= GIVEN PROBLEM A =
Reproduce the passage of the blog post between "I am sorry to" and "books and writings.", inclusive.
= GIVEN PROBLEM B =
Summarize the blog post in two sentences.

** start TEXT BLOCK **

I am sorry to end this book. I want to find out how Thomas went from this to the next phases of his life. I will have to search for his subsequent books and writings.

For my song this week, I’ve chosen one of the most poignant songs of my youth—“Gangster’s Paradise” by Coolio. It was released about a year after I had been on the streets of Toronto, ‘shelter hoping’. The racial diversity was omnipresent in the shelters and I found my closest allies/ friends were Jamaican. Anyway, this song played on their ghetto blasters nonstop at the time. It became almost an anthem for me. The song’s opening words about sum it up for me: “As I walk through the valley of the shadow of death | I take a look at my life and realize there’s not much left”. Just like Piri Thomas, I reflect back on the stuff I’ve seen, the stuff I’ve done…stuff I’m proud of and stuff I’m not so proud of. I am where I am today because of it all. I’ve still got lessons to learn in life. Books like DTMS help me dig deeper at those events, providing me with new lessons and ways to look at things in preparation for the tomorrows.

1 thought on “Week 7—Down These Mean Streets (part ii)

  1. Jon

    I was also intrigued to find out “what happened next.” (And Thomas has written a bunch of other things, so it’s probably not hard to find out.) But it also makes me wonder, as I think I just commented on someone else’s blog, why he ends his book where he does. Has he finally found himself, or discovered something important, by the end of the narrative? Is that they key moment, that you identify on page 314: when he realizes that a home can be found in the most varied of places; and that it’s what’s inside that matters? Is that the lesson of this book?

** end TEXT BLOCK **
** start RECORDED INFORMATION **

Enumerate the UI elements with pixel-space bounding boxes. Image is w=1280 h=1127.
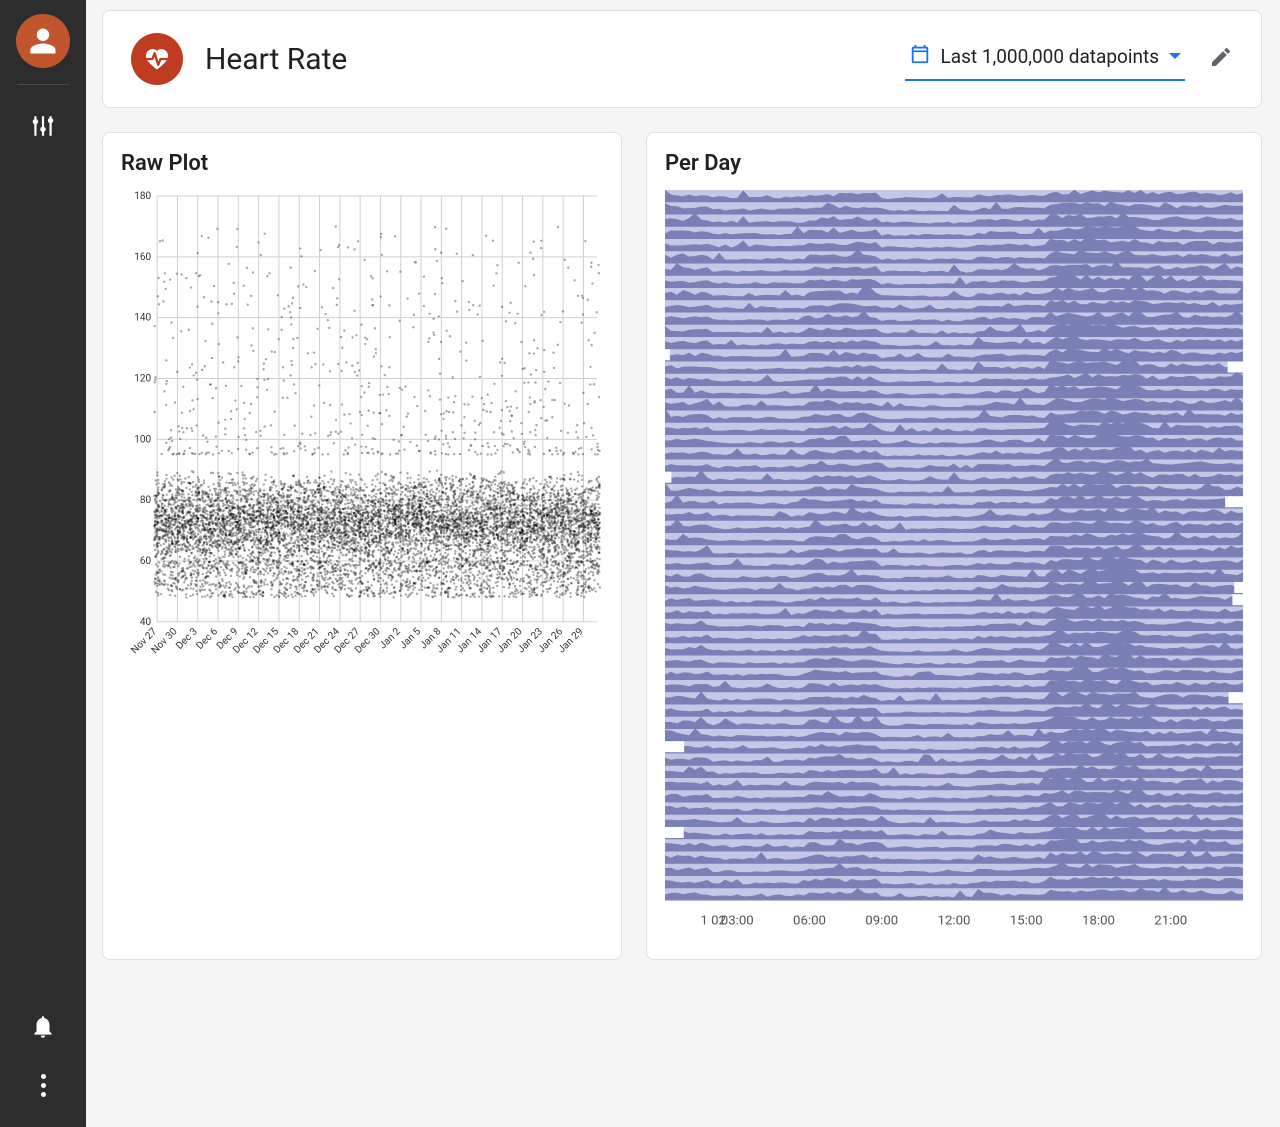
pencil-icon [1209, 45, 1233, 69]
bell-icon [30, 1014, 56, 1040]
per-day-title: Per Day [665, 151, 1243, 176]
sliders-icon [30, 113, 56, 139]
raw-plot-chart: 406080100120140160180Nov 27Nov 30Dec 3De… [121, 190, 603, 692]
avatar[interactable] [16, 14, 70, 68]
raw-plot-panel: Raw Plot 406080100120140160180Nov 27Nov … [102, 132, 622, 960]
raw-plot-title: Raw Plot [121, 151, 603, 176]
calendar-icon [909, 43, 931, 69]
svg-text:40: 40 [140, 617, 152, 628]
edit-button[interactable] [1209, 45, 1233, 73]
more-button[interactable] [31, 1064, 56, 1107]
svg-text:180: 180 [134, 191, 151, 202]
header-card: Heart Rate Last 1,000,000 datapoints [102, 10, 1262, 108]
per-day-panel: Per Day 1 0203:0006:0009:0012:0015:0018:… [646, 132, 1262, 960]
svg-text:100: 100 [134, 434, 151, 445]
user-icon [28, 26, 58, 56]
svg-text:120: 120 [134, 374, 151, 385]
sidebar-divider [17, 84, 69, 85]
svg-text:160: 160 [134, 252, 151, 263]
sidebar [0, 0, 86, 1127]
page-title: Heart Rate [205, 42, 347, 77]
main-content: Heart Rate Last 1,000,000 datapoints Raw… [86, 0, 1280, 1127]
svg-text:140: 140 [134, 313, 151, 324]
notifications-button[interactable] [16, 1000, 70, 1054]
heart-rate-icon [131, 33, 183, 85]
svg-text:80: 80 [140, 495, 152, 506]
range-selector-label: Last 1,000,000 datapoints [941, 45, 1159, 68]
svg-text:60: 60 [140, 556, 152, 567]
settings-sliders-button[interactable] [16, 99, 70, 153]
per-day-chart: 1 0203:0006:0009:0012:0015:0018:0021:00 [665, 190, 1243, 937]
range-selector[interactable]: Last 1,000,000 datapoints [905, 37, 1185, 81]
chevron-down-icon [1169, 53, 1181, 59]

** end RECORDED INFORMATION **

= TASK RESPONSE A =
I am sorry to end this book. I want to find out how Thomas went from this to the next phases of his life. I will have to search for his subsequent books and writings.

= TASK RESPONSE B =
The writer is sorry to finish Down These Mean Streets, wants to learn how Piri Thomas moved on to the next phases of his life, and picks Coolio's "Gangster's Paradise," which became almost an anthem during the writer's time in Toronto shelters, as the week's song. A comment from Jon shares that curiosity and asks why Thomas ends his book where he does, and whether its lesson is that a home can be found in the most varied places and that what's inside matters.